— BEGIN SUPPLIED ENTRIES —

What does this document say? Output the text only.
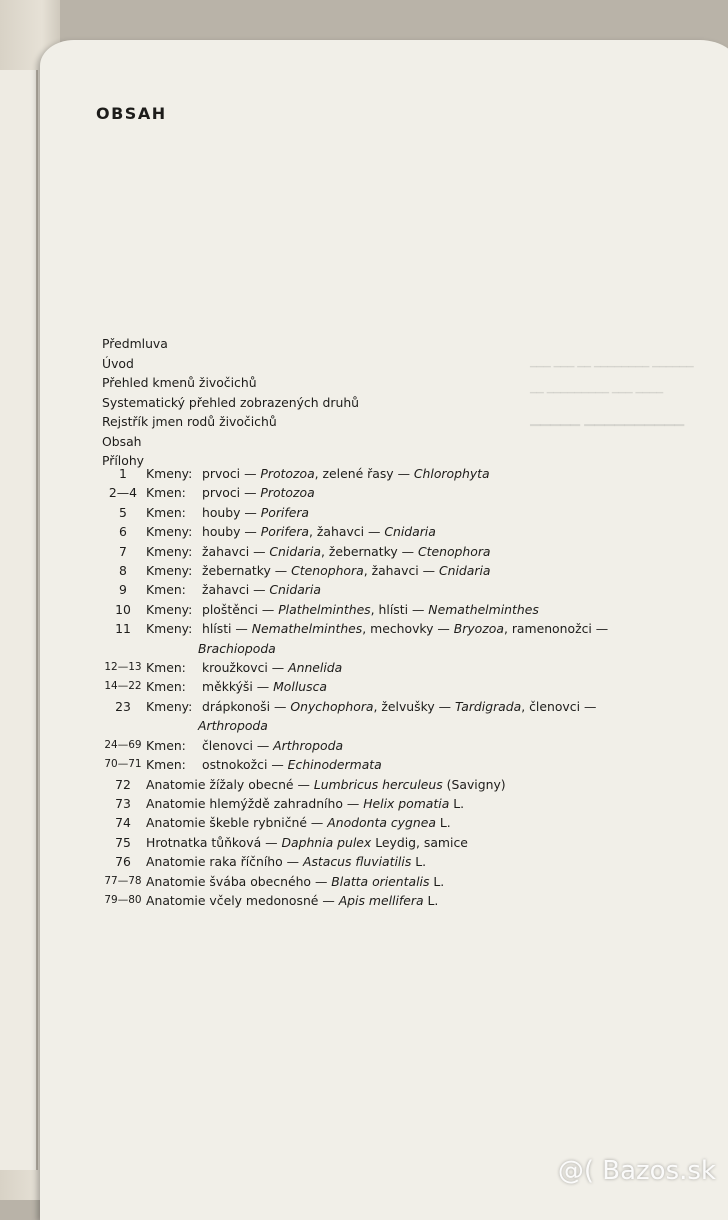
▁▁▁ ▁▁▁ ▁▁ ▁▁▁▁▁▁▁▁ ▁▁▁▁▁▁
▁▁ ▁▁▁▁▁▁▁▁▁ ▁▁▁ ▁▁▁▁
▁▁▁▁▁ ▁▁▁▁▁▁▁▁▁▁
OBSAH
Předmluva
Úvod
Přehled kmenů živočichů
Systematický přehled zobrazených druhů
Rejstřík jmen rodů živočichů
Obsah
Přílohy
1	Kmeny: prvoci — Protozoa, zelené řasy — Chlorophyta
2—4 Kmen: prvoci — Protozoa
5	Kmen: houby — Porifera
6	Kmeny: houby — Porifera, žahavci — Cnidaria
7	Kmeny: žahavci — Cnidaria, žebernatky — Ctenophora
8	Kmeny: žebernatky — Ctenophora, žahavci — Cnidaria
9	Kmen: žahavci — Cnidaria
10	Kmeny: ploštěnci — Plathelminthes, hlísti — Nemathelminthes
11	Kmeny: hlísti — Nemathelminthes, mechovky — Bryozoa, ramenonožci —
Brachiopoda
12—13 Kmen: kroužkovci — Annelida
14—22 Kmen: měkkýši — Mollusca
23	Kmeny: drápkonoši — Onychophora, želvušky — Tardigrada, členovci —
Arthropoda
24—69 Kmen: členovci — Arthropoda
70—71 Kmen: ostnokožci — Echinodermata
72	Anatomie žížaly obecné — Lumbricus herculeus (Savigny)
73	Anatomie hlemýždě zahradního — Helix pomatia L.
74	Anatomie škeble rybničné — Anodonta cygnea L.
75	Hrotnatka tůňková — Daphnia pulex Leydig, samice
76	Anatomie raka říčního — Astacus fluviatilis L.
77—78 Anatomie švába obecného — Blatta orientalis L.
79—80 Anatomie včely medonosné — Apis mellifera L.
@( Bazos.sk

— END SUPPLIED ENTRIES —

* _DIRECTIONS_:
Using the listing above, show every line that includes the string "Porifera".

* _WRITTEN RESPONSE_:
5	Kmen: houby — Porifera
6	Kmeny: houby — Porifera, žahavci — Cnidaria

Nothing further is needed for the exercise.